(Stored data)
** START **
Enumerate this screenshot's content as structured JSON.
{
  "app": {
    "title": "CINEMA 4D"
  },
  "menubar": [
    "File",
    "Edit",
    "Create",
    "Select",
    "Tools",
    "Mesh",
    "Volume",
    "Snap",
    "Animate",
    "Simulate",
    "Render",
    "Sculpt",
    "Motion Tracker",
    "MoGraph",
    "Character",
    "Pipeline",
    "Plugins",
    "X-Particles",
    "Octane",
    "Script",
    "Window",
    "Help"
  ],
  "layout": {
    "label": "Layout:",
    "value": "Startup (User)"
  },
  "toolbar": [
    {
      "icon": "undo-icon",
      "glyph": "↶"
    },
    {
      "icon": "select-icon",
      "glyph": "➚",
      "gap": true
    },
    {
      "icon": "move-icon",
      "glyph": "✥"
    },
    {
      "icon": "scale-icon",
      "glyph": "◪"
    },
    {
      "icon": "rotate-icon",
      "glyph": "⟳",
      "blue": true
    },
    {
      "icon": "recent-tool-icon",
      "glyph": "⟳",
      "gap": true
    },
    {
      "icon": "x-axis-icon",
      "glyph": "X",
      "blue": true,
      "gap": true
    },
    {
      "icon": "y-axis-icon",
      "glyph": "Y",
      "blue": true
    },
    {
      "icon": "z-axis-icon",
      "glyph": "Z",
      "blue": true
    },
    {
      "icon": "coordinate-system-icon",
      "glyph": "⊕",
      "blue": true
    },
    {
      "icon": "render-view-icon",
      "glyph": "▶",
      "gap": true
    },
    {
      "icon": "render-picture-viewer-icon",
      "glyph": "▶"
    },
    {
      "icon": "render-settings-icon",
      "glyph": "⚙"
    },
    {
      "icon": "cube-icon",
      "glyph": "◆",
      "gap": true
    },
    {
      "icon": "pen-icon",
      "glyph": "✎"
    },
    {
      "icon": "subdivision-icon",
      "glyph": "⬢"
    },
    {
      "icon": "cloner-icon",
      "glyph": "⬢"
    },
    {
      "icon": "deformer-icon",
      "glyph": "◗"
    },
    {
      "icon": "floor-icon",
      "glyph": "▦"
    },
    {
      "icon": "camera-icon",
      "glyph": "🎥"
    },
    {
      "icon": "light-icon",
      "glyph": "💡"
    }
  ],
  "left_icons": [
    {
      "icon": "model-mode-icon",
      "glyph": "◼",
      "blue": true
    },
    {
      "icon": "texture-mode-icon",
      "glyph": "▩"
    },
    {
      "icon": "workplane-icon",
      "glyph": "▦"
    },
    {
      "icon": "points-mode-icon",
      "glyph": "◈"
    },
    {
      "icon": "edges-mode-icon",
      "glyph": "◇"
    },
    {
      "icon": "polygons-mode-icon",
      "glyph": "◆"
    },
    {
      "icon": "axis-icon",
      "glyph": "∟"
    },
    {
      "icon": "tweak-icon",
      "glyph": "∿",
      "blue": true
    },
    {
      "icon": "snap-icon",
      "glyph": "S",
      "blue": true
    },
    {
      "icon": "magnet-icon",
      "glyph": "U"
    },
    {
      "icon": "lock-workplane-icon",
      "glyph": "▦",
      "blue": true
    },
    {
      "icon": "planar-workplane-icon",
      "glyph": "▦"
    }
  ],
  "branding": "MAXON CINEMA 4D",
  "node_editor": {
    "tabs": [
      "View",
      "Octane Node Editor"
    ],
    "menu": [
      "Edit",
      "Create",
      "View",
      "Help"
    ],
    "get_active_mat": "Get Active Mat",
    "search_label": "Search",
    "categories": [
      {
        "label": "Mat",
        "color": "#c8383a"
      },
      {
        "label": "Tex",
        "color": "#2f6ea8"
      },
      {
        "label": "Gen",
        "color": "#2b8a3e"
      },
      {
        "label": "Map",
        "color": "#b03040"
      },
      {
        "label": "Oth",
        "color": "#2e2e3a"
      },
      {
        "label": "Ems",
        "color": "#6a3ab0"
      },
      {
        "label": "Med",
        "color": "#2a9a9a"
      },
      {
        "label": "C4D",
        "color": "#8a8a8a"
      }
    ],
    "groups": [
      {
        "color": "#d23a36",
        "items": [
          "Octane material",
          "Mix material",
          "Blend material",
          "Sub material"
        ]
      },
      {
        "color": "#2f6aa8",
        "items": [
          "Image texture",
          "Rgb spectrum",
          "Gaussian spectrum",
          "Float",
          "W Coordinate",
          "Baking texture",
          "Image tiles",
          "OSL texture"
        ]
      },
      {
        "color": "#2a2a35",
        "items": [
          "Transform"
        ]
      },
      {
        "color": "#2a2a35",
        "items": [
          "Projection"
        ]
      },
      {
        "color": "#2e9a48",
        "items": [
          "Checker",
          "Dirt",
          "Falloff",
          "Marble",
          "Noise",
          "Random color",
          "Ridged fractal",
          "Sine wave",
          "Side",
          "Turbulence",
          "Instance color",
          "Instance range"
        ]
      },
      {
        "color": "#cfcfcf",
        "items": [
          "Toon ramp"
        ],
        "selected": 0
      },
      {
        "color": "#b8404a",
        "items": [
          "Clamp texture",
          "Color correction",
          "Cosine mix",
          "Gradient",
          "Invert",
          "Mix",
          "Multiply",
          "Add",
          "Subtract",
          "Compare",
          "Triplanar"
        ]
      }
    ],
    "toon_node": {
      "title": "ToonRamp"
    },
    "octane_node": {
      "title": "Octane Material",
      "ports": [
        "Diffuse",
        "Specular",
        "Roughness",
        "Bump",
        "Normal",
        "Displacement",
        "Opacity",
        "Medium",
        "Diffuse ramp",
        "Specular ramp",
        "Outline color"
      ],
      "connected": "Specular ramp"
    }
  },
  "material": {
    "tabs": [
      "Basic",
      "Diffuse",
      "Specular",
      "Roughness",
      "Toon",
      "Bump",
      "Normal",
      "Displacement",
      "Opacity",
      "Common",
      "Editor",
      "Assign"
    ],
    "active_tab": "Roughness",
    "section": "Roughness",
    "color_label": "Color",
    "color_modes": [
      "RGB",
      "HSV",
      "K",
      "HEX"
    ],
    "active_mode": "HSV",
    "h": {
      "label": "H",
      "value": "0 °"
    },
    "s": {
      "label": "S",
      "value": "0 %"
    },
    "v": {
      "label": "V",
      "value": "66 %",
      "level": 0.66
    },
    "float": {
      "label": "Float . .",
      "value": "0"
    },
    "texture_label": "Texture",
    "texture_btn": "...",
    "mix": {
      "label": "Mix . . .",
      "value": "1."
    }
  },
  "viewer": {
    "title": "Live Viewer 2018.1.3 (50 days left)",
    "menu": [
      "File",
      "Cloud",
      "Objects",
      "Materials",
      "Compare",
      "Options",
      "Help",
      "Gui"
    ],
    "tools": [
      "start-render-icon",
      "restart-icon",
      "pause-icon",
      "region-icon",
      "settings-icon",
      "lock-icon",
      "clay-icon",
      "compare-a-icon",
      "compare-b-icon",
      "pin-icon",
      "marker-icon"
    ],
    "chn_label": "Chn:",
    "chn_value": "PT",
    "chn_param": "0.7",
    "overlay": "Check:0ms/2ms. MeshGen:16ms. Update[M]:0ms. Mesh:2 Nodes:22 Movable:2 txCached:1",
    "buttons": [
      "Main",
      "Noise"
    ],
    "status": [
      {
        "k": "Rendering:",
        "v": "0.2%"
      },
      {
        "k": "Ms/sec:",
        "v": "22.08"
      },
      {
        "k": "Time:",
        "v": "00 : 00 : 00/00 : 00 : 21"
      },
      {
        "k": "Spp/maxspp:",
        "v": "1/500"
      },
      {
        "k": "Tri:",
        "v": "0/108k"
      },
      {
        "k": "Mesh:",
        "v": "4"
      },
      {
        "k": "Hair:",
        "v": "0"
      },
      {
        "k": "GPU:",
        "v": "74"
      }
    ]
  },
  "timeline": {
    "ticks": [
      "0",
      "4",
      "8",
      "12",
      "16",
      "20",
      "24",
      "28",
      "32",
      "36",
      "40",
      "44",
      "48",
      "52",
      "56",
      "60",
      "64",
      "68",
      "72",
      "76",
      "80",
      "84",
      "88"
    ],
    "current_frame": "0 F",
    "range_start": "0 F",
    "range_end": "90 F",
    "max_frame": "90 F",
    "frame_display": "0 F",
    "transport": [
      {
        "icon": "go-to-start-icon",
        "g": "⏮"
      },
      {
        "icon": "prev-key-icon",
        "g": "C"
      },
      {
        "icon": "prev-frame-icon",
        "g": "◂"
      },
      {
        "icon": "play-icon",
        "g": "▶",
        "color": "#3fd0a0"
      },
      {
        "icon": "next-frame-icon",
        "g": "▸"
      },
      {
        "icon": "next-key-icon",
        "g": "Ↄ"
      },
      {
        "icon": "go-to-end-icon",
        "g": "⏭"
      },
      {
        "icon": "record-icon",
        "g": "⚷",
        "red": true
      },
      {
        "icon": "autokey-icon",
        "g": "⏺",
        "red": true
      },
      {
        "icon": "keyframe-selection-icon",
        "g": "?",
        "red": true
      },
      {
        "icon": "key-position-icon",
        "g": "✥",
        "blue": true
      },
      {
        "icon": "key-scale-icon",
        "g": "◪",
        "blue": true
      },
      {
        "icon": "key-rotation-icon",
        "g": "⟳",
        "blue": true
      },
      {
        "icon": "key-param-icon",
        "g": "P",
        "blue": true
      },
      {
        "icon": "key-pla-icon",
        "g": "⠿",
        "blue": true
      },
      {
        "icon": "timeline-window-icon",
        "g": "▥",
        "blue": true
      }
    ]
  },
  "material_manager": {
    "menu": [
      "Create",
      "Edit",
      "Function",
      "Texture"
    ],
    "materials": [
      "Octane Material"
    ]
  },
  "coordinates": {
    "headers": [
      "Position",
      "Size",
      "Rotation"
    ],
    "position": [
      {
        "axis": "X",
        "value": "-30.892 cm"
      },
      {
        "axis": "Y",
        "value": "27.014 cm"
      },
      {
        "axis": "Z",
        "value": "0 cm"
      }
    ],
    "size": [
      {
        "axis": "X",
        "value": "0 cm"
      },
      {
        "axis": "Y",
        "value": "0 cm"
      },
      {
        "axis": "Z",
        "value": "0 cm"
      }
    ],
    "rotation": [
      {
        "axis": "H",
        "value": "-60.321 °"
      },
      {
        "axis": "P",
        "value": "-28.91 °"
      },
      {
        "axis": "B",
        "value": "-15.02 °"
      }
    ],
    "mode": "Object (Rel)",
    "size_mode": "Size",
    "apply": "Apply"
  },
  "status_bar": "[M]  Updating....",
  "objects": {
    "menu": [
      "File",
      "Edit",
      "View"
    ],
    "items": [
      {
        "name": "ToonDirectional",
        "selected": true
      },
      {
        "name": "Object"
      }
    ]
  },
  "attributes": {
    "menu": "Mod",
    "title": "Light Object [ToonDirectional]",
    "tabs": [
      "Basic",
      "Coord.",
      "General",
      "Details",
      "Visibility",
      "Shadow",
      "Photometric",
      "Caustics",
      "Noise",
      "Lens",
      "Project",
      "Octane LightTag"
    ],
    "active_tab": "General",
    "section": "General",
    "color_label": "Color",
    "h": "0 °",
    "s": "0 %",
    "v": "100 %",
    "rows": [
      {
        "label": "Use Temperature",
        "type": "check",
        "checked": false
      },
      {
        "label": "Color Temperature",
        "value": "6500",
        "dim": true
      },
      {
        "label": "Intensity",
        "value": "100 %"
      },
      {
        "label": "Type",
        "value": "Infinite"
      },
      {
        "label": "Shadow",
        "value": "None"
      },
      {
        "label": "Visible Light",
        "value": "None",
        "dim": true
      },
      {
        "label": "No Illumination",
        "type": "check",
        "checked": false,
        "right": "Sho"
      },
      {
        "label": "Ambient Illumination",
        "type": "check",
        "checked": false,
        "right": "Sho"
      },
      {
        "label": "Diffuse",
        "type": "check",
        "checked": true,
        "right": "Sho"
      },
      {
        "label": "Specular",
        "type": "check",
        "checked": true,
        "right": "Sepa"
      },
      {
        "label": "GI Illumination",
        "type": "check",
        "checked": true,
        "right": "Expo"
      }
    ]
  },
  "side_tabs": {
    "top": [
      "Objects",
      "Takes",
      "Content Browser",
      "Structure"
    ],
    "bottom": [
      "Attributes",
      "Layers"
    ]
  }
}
** END **
#### EXERCISE AIM:
How many lines in the records hold the string "CINEMA"? Reply with the number alone.

#### REPLY TO THE TASK:
2